Figure record listings:
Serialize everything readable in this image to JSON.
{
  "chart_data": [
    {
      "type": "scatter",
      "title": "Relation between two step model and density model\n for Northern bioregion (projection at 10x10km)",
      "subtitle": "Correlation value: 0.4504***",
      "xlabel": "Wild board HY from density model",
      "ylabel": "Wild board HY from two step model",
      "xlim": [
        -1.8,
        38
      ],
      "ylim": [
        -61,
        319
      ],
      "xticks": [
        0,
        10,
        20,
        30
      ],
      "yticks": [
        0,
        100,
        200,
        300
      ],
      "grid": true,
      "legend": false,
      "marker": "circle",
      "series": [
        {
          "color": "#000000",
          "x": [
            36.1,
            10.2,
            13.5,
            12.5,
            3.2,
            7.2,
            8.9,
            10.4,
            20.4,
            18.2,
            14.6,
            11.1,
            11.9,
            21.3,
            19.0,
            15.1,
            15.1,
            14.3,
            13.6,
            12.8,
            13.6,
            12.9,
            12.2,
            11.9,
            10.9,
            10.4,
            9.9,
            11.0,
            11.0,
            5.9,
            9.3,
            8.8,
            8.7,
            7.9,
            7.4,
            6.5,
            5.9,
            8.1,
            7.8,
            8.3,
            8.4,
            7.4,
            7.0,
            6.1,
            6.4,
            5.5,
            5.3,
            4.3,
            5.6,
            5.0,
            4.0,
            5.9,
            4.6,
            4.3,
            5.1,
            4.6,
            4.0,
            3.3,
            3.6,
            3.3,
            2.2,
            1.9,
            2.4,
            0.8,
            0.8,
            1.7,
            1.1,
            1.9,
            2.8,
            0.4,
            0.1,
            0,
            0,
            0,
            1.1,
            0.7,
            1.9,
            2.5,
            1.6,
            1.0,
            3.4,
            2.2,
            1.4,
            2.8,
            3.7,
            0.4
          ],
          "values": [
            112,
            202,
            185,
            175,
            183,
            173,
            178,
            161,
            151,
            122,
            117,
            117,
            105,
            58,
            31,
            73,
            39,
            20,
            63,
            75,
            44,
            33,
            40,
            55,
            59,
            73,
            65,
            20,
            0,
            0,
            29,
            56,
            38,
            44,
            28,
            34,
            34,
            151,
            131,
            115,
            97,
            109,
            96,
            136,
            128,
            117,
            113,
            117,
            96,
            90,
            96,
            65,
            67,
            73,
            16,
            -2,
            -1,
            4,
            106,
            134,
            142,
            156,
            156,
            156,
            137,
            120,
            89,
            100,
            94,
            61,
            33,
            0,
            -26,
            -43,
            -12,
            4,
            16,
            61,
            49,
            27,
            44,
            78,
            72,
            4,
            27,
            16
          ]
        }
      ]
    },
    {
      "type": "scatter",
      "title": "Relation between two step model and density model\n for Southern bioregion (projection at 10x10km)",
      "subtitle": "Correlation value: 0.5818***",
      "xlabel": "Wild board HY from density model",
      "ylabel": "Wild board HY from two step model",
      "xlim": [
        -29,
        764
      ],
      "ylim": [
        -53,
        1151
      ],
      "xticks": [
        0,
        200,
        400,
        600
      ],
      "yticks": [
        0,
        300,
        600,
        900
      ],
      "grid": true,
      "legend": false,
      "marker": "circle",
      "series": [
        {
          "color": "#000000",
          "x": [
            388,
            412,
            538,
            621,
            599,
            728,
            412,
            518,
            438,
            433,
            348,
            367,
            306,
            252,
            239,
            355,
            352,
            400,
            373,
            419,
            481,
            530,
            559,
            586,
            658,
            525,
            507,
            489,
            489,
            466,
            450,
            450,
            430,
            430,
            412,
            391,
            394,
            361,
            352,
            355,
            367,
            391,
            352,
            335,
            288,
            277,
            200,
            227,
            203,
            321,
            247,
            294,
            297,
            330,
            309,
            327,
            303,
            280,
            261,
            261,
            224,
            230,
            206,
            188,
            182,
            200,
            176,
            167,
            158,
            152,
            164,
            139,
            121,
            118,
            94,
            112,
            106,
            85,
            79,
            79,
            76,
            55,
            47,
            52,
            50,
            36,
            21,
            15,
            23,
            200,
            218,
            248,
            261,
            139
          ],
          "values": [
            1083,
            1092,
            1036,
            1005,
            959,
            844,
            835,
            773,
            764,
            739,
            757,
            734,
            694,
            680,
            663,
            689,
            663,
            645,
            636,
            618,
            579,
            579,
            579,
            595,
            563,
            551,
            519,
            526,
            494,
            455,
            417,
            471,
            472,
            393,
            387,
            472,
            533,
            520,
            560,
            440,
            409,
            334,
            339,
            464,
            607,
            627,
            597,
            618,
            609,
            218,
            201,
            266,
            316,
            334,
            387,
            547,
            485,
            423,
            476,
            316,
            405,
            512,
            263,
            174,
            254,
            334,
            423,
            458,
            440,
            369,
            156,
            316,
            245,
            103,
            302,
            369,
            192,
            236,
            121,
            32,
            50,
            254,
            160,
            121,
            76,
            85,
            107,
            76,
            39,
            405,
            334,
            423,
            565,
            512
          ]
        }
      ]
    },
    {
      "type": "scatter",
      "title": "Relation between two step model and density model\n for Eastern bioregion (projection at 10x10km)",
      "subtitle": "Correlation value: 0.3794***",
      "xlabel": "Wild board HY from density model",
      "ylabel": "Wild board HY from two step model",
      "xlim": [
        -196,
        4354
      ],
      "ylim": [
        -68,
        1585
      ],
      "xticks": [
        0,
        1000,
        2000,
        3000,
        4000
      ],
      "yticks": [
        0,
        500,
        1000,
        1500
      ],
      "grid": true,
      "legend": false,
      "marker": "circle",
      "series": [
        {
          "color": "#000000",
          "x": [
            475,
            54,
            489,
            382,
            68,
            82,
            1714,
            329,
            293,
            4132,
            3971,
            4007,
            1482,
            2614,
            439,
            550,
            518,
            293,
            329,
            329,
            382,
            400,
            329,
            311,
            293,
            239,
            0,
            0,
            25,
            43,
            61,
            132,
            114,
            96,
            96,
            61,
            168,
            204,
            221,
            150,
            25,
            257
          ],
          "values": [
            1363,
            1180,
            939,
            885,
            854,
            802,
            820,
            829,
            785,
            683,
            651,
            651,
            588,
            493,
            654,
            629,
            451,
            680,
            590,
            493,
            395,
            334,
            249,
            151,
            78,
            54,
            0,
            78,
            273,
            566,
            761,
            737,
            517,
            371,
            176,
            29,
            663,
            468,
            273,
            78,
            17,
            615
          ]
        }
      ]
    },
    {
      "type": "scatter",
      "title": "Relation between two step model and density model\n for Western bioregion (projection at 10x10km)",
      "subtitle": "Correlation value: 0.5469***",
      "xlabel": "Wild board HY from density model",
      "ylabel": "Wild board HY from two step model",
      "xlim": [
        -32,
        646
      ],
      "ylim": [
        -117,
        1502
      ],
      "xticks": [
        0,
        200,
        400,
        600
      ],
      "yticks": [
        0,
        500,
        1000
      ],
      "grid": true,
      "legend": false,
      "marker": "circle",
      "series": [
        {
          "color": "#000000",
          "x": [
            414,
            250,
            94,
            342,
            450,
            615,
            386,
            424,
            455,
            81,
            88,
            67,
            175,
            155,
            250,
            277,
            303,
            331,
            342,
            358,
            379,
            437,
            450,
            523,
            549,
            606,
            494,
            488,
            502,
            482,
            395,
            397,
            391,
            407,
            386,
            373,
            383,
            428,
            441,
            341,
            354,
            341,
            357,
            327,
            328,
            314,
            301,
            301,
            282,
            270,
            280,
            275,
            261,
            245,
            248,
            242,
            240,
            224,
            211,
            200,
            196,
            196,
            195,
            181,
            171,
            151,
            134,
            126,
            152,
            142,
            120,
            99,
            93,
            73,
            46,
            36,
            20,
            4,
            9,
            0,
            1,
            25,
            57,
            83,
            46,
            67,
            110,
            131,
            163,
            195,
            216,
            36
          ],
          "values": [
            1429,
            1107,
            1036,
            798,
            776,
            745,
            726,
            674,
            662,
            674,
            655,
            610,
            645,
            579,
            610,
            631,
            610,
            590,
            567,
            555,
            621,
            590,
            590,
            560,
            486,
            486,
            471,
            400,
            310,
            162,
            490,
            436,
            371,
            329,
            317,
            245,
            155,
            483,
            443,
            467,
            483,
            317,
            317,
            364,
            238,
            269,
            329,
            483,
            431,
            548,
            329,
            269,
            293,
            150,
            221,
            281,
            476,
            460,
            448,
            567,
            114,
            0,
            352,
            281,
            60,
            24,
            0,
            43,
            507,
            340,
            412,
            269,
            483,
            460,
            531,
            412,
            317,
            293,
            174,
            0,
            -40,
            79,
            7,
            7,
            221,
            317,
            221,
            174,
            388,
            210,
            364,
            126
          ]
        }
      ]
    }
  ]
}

TASK TO CARRY OUT:
Search the data above for lines holding "subtitle" and copy each of them.

FINISHED TASK:
      "subtitle": "Correlation value: 0.4504***",
      "subtitle": "Correlation value: 0.5818***",
      "subtitle": "Correlation value: 0.3794***",
      "subtitle": "Correlation value: 0.5469***",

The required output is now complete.